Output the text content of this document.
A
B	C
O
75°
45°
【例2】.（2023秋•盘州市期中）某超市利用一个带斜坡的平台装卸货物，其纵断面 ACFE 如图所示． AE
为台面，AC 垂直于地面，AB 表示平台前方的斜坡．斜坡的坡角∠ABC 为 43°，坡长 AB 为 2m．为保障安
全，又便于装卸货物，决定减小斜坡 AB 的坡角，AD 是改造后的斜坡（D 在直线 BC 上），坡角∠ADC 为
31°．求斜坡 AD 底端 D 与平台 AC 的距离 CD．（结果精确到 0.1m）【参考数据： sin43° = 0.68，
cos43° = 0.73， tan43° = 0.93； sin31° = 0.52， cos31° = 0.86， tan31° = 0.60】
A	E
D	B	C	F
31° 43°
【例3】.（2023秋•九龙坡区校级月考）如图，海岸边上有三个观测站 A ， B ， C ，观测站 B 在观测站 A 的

Written exercise
Copy all the records above exactly, missing none.

Output for this exercise
Output the text content of this document.
A
B	C
O
75°
45°
【例2】.（2023秋•盘州市期中）某超市利用一个带斜坡的平台装卸货物，其纵断面 ACFE 如图所示． AE
为台面，AC 垂直于地面，AB 表示平台前方的斜坡．斜坡的坡角∠ABC 为 43°，坡长 AB 为 2m．为保障安
全，又便于装卸货物，决定减小斜坡 AB 的坡角，AD 是改造后的斜坡（D 在直线 BC 上），坡角∠ADC 为
31°．求斜坡 AD 底端 D 与平台 AC 的距离 CD．（结果精确到 0.1m）【参考数据： sin43° = 0.68，
cos43° = 0.73， tan43° = 0.93； sin31° = 0.52， cos31° = 0.86， tan31° = 0.60】
A	E
D	B	C	F
31° 43°
【例3】.（2023秋•九龙坡区校级月考）如图，海岸边上有三个观测站 A ， B ， C ，观测站 B 在观测站 A 的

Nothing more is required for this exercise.